Could you copy the lines below word for word, beginning with the very first line and continuing through the line that contains "layer-color-dot[interactable] <box>24 212", with both of those lines included?

** BEGIN GIVEN RECORDS **

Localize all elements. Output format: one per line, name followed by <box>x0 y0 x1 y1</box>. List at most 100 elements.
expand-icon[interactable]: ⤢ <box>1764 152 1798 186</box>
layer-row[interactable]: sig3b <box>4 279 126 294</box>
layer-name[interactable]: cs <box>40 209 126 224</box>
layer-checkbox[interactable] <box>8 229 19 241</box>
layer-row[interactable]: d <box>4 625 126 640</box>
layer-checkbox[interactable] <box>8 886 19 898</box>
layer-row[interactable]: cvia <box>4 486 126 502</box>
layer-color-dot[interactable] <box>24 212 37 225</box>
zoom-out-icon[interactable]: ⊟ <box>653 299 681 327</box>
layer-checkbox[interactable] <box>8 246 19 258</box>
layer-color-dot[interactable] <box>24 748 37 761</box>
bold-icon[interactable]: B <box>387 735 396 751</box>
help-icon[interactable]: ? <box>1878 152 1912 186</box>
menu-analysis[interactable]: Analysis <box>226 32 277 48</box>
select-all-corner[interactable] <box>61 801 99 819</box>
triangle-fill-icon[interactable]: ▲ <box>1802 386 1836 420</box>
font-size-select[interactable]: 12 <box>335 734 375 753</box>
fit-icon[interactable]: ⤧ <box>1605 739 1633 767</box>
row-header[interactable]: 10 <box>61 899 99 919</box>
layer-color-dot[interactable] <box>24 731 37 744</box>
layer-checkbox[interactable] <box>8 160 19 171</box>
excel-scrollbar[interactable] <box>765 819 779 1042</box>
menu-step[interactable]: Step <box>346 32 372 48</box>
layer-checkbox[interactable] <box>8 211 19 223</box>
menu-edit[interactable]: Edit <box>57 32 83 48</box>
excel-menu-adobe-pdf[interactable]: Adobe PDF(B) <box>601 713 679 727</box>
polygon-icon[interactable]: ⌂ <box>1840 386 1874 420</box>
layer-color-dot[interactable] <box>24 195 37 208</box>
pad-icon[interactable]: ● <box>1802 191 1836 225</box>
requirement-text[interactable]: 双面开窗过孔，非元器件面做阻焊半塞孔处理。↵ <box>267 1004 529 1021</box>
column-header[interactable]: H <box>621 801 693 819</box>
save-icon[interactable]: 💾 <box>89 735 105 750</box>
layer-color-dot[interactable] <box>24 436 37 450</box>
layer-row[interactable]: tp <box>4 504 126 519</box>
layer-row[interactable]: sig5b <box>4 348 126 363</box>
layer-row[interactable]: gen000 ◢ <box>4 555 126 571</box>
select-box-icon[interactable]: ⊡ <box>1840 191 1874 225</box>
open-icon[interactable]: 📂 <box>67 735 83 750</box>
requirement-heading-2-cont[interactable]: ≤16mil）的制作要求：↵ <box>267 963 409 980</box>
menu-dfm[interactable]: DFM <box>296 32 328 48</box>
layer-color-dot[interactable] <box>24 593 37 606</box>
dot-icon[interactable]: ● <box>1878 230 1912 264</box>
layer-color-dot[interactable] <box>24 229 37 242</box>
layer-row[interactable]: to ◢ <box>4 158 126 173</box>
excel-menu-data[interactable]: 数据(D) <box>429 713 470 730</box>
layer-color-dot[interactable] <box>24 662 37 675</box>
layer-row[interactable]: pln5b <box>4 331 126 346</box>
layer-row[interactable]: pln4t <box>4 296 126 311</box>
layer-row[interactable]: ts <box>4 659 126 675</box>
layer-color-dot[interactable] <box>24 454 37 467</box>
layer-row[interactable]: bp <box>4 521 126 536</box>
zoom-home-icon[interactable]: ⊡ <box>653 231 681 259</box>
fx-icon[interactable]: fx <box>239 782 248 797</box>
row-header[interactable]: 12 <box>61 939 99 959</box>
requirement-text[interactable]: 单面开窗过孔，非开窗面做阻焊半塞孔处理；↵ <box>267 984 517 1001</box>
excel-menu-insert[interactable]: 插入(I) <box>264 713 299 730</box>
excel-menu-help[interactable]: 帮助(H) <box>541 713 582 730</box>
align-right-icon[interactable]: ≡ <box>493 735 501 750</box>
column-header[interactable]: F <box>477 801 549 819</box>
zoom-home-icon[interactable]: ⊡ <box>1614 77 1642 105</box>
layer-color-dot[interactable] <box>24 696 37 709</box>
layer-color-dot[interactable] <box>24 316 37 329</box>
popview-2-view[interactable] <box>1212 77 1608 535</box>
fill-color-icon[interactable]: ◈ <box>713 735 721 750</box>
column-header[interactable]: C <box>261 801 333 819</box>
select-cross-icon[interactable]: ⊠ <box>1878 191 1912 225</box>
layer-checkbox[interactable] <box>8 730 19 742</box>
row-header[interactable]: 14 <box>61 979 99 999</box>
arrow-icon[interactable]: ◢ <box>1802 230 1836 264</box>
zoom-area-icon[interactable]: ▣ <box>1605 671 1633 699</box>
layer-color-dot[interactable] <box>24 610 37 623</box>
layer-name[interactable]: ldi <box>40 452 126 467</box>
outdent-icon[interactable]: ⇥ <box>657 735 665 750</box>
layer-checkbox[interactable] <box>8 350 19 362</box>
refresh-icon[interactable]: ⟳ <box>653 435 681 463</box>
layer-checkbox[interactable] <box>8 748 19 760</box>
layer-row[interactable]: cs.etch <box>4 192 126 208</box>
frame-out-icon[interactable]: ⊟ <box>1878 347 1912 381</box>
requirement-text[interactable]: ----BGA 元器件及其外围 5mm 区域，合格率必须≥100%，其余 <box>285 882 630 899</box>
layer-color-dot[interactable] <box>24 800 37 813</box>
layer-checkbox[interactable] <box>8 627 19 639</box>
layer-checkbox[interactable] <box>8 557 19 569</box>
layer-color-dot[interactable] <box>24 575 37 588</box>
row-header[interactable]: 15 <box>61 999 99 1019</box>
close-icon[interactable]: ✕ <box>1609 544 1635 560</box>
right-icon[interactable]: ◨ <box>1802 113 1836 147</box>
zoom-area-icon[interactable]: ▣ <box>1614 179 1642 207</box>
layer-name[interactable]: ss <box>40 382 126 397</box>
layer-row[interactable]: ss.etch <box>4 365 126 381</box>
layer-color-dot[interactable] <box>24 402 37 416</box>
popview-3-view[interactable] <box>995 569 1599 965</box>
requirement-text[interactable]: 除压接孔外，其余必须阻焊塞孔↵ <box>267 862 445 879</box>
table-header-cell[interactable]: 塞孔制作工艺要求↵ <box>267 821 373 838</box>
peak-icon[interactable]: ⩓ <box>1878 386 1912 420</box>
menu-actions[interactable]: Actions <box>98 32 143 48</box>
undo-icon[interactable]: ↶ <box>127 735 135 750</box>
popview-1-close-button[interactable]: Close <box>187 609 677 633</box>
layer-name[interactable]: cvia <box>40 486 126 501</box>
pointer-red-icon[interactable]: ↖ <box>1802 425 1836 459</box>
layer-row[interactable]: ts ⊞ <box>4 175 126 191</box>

** END GIVEN RECORDS **

• [ANSWER TO THE PROBLEM]:
Localize all elements. Output format: one per line, name followed by <box>x0 y0 x1 y1</box>. List at most 100 elements.
expand-icon[interactable]: ⤢ <box>1764 152 1798 186</box>
layer-row[interactable]: sig3b <box>4 279 126 294</box>
layer-name[interactable]: cs <box>40 209 126 224</box>
layer-checkbox[interactable] <box>8 229 19 241</box>
layer-row[interactable]: d <box>4 625 126 640</box>
layer-checkbox[interactable] <box>8 886 19 898</box>
layer-row[interactable]: cvia <box>4 486 126 502</box>
layer-color-dot[interactable] <box>24 212 37 225</box>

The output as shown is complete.